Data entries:
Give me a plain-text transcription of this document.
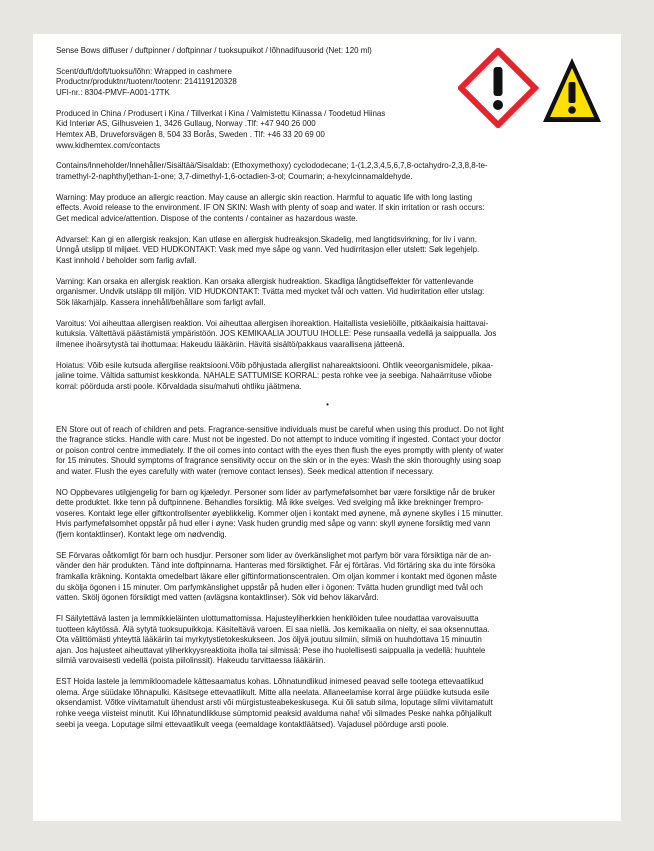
Sense Bows diffuser / duftpinner / doftpinnar / tuoksupuikot / lõhnadifuusorid (Net: 120 ml)
Scent/duft/doft/tuoksu/lõhn: Wrapped in cashmere
Productnr/produktnr/tuotenr/tootenr: 214119120328
UFI-nr.: 8304-PMVF-A001-17TK
Produced in China / Produsert i Kina / Tillverkat i Kina / Valmistettu Kiinassa / Toodetud Hiinas
Kid Interiør AS, Gilhusveien 1, 3426 Gullaug, Norway .Tlf: +47 940 26 000
Hemtex AB, Druveforsvägen 8, 504 33 Borås, Sweden . Tlf: +46 33 20 69 00
www.kidhemtex.com/contacts
Contains/Inneholder/Innehåller/Sisältää/Sisaldab: (Ethoxymethoxy) cyclododecane; 1-(1,2,3,4,5,6,7,8-octahydro-2,3,8,8-te-
tramethyl-2-naphthyl)ethan-1-one; 3,7-dimethyl-1,6-octadien-3-ol; Coumarin; a-hexylcinnamaldehyde.
Warning: May produce an allergic reaction. May cause an allergic skin reaction. Harmful to aquatic life with long lasting
effects. Avoid release to the environment. IF ON SKIN: Wash with plenty of soap and water. If skin irritation or rash occurs:
Get medical advice/attention. Dispose of the contents / container as hazardous waste.
Advarsel: Kan gi en allergisk reaksjon. Kan utløse en allergisk hudreaksjon.Skadelig, med langtidsvirkning, for liv i vann.
Unngå utslipp til miljøet. VED HUDKONTAKT: Vask med mye såpe og vann. Ved hudirritasjon eller utslett: Søk legehjelp.
Kast innhold / beholder som farlig avfall.
Varning: Kan orsaka en allergisk reaktion. Kan orsaka allergisk hudreaktion. Skadliga långtidseffekter för vattenlevande
organismer. Undvik utsläpp till miljön. VID HUDKONTAKT: Tvätta med mycket tvål och vatten. Vid hudirritation eller utslag:
Sök läkarhjälp. Kassera innehåll/behållare som farligt avfall.
Varoitus: Voi aiheuttaa allergisen reaktion. Voi aiheuttaa allergisen ihoreaktion. Haitallista vesieliöille, pitkäaikaisia haittavai-
kutuksia. Vältettävä päästämistä ympäristöön. JOS KEMIKAALIA JOUTUU IHOLLE: Pese runsaalla vedellä ja saippualla. Jos
ilmenee ihoärsytystä tai ihottumaa: Hakeudu lääkäriin. Hävitä sisältö/pakkaus vaarallisena jätteenä.
Hoiatus: Võib esile kutsuda allergilise reaktsiooni.Võib põhjustada allergilist nahareaktsiooni. Ohtlik veeorganismidele, pikaa-
jaline toime. Vältida sattumist keskkonda. NAHALE SATTUMISE KORRAL: pesta rohke vee ja seebiga. Nahaärrituse võiobe
korral: pöörduda arsti poole. Kõrvaldada sisu/mahuti ohtliku jäätmena.
•
EN Store out of reach of children and pets. Fragrance-sensitive individuals must be careful when using this product. Do not light
the fragrance sticks. Handle with care. Must not be ingested. Do not attempt to induce vomiting if ingested. Contact your doctor
or poison control centre immediately. If the oil comes into contact with the eyes then flush the eyes promptly with plenty of water
for 15 minutes. Should symptoms of fragrance sensitivity occur on the skin or in the eyes: Wash the skin thoroughly using soap
and water. Flush the eyes carefully with water (remove contact lenses). Seek medical attention if necessary.
NO Oppbevares utilgjengelig for barn og kjæledyr. Personer som lider av parfymefølsomhet bør være forsiktige når de bruker
dette produktet. Ikke tenn på duftpinnene. Behandles forsiktig. Må ikke svelges. Ved svelging må ikke brekninger frempro-
voseres. Kontakt lege eller giftkontrollsenter øyeblikkelig. Kommer oljen i kontakt med øynene, må øynene skylles i 15 minutter.
Hvis parfymefølsomhet oppstår på hud eller i øyne: Vask huden grundig med såpe og vann: skyll øynene forsiktig med vann
(fjern kontaktlinser). Kontakt lege om nødvendig.
SE Förvaras oåtkomligt för barn och husdjur. Personer som lider av överkänslighet mot parfym bör vara försiktiga när de an-
vänder den här produkten. Tänd inte doftpinnarna. Hanteras med försiktighet. Får ej förtäras. Vid förtäring ska du inte försöka
framkalla kräkning. Kontakta omedelbart läkare eller giftinformationscentralen. Om oljan kommer i kontakt med ögonen måste
du skölja ögonen i 15 minuter. Om parfymkänslighet uppstår på huden eller i ögonen: Tvätta huden grundligt med tvål och
vatten. Skölj ögonen försiktigt med vatten (avlägsna kontaktlinser). Sök vid behov läkarvård.
FI Säilytettävä lasten ja lemmikkieläinten ulottumattomissa. Hajusteyliherkkien henkilöiden tulee noudattaa varovaisuutta
tuotteen käytössä. Älä sytytä tuoksupuikkoja. Käsiteltävä varoen. Ei saa niellä. Jos kemikaalia on nielty, ei saa oksennuttaa.
Ota välittömästi yhteyttä lääkäriin tai myrkytystietokeskukseen. Jos öljyä joutuu silmiin, silmiä on huuhdottava 15 minuutin
ajan. Jos hajusteet aiheuttavat yliherkkyysreaktioita iholla tai silmissä: Pese iho huolellisesti saippualla ja vedellä: huuhtele
silmiä varovaisesti vedellä (poista piilolinssit). Hakeudu tarvittaessa lääkäriin.
EST Hoida lastele ja lemmikloomadele kättesaamatus kohas. Lõhnatundlikud inimesed peavad selle tootega ettevaatlikud
olema. Ärge süüdake lõhnapulki. Käsitsege ettevaatlikult. Mitte alla neelata. Allaneelamise korral ärge püüdke kutsuda esile
oksendamist. Võtke viivitamatult ühendust arsti või mürgistusteabekeskusega. Kui õli satub silma, loputage silmi viivitamatult
rohke veega viisteist minutit. Kui lõhnatundlikkuse sümptomid peaksid avalduma naha! või silmades Peske nahka põhjalikult
seebi ja veega. Loputage silmi ettevaatlikult veega (eemaldage kontaktläätsed). Vajadusel pöörduge arsti poole.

Written problem:
List all lines from the entries that include the word "water".

Completed exercise:
effects. Avoid release to the environment. IF ON SKIN: Wash with plenty of soap and water. If skin irritation or rash occurs:
or poison control centre immediately. If the oil comes into contact with the eyes then flush the eyes promptly with plenty of water
and water. Flush the eyes carefully with water (remove contact lenses). Seek medical attention if necessary.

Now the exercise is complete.